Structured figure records
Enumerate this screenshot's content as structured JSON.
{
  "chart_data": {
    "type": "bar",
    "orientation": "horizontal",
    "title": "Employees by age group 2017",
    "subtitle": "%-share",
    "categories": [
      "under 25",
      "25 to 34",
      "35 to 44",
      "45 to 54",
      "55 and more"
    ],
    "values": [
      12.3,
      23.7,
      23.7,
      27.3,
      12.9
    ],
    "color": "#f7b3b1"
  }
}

To be done:
Print the whole listing again, exactly.

Reply:
Enumerate this screenshot's content as structured JSON.
{
  "chart_data": {
    "type": "bar",
    "orientation": "horizontal",
    "title": "Employees by age group 2017",
    "subtitle": "%-share",
    "categories": [
      "under 25",
      "25 to 34",
      "35 to 44",
      "45 to 54",
      "55 and more"
    ],
    "values": [
      12.3,
      23.7,
      23.7,
      27.3,
      12.9
    ],
    "color": "#f7b3b1"
  }
}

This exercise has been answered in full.